Job: Filter the entries below, keeping every line that has the word "document".

Data records:
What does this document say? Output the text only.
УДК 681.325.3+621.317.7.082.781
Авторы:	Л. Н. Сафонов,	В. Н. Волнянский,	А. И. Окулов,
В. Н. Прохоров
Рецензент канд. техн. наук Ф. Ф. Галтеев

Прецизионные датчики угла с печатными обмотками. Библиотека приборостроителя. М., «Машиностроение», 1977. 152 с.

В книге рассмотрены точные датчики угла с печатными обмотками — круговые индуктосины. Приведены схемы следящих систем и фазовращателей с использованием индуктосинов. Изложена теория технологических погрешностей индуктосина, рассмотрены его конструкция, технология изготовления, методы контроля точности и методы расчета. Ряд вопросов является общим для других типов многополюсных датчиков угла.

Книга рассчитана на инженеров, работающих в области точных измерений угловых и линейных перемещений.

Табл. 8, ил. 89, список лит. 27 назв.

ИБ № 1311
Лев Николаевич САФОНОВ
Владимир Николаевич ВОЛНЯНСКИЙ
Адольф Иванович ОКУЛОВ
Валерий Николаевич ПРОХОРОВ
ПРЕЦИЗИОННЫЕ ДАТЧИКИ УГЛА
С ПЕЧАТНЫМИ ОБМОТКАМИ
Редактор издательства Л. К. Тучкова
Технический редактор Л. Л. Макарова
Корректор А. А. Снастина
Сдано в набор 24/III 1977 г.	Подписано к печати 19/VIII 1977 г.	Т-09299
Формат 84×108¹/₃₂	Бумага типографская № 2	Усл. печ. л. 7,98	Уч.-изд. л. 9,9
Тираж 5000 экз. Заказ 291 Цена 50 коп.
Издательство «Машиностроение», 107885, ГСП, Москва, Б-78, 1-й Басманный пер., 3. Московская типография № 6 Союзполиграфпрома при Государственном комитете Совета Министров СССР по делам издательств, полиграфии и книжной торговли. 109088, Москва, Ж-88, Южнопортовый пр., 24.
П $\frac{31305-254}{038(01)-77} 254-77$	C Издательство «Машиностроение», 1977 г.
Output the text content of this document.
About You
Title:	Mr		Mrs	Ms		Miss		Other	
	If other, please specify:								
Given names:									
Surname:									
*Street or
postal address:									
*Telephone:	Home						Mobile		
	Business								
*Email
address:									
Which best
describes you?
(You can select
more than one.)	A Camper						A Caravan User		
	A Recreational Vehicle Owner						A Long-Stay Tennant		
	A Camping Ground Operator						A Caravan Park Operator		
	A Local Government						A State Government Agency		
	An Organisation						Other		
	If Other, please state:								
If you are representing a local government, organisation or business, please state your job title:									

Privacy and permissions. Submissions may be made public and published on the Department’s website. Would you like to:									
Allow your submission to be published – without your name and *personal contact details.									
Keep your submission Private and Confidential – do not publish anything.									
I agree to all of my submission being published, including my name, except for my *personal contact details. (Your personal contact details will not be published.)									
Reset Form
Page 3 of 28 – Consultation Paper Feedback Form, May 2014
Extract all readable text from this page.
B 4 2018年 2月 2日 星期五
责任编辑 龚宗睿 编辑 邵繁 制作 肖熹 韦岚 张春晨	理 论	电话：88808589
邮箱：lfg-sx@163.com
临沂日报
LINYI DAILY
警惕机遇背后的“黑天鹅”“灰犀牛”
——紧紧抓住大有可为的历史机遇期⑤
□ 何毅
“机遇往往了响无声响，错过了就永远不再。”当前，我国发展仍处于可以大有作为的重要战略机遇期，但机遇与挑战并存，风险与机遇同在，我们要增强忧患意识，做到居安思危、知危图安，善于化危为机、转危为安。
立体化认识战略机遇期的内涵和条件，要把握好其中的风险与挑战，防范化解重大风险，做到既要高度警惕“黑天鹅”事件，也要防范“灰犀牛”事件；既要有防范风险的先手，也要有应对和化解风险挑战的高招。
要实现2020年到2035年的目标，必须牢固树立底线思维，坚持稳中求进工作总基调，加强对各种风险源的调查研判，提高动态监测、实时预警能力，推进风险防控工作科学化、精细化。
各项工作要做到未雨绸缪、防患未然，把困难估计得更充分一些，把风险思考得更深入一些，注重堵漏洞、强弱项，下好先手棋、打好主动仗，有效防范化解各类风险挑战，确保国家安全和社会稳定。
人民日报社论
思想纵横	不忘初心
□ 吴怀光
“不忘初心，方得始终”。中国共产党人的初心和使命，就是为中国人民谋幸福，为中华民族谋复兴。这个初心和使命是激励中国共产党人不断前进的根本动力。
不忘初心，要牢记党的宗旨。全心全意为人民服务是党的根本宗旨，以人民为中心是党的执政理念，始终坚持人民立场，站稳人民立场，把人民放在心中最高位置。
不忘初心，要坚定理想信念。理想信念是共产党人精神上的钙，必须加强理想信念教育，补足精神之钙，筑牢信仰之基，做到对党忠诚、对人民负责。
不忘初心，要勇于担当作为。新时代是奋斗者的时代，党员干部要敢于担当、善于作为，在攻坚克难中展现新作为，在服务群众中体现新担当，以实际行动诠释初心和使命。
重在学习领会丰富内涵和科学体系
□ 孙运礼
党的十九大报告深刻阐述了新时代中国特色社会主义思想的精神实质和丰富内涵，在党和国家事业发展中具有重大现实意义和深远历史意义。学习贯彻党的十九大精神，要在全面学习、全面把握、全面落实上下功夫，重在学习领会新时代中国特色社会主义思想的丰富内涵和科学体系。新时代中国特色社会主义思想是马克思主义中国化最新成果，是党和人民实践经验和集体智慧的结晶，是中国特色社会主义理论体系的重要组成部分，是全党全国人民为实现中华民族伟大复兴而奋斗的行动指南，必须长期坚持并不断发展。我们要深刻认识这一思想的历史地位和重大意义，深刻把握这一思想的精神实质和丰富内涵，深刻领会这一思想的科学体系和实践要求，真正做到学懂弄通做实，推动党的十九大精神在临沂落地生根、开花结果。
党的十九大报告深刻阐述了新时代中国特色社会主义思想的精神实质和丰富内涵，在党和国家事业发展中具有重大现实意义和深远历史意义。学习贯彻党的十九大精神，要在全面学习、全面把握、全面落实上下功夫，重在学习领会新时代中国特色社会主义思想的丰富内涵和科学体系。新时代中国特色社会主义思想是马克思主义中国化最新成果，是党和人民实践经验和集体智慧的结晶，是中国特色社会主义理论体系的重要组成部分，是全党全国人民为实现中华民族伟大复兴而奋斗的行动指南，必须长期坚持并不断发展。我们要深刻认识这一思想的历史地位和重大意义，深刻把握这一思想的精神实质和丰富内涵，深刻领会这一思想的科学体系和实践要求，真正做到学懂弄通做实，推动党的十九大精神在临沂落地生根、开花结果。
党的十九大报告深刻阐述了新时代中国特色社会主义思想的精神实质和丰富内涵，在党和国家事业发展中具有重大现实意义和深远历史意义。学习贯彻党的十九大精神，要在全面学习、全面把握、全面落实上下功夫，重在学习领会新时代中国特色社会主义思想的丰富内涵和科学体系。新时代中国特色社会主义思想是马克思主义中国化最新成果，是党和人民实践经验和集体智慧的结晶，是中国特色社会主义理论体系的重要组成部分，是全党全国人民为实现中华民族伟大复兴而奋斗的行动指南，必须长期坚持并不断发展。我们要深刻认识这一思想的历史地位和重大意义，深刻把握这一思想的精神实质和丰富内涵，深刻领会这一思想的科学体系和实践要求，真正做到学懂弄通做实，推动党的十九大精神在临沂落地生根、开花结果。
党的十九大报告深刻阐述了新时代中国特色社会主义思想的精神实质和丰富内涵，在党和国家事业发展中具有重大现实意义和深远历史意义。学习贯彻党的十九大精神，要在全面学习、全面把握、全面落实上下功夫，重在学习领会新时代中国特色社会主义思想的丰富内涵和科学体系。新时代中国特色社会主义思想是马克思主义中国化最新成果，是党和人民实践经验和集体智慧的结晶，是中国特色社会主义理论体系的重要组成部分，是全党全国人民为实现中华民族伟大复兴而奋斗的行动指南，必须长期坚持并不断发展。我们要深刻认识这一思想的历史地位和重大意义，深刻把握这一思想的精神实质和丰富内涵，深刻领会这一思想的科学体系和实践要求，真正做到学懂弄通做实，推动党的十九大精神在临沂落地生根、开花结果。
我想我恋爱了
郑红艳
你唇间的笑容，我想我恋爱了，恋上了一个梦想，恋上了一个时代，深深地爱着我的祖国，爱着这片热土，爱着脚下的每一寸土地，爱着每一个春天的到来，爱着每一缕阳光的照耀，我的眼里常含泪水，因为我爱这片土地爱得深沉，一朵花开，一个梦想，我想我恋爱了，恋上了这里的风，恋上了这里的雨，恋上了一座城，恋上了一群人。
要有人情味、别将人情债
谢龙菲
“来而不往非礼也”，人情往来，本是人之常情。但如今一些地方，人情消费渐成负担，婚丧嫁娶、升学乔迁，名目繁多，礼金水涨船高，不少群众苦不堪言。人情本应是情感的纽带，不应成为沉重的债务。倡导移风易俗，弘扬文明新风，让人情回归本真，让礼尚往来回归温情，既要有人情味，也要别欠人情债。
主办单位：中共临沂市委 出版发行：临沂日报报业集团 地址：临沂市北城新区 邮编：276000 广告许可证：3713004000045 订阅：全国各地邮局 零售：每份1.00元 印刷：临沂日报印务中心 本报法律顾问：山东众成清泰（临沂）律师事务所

Full output:
What does this document say? Output the text only.
Output the text content of this document.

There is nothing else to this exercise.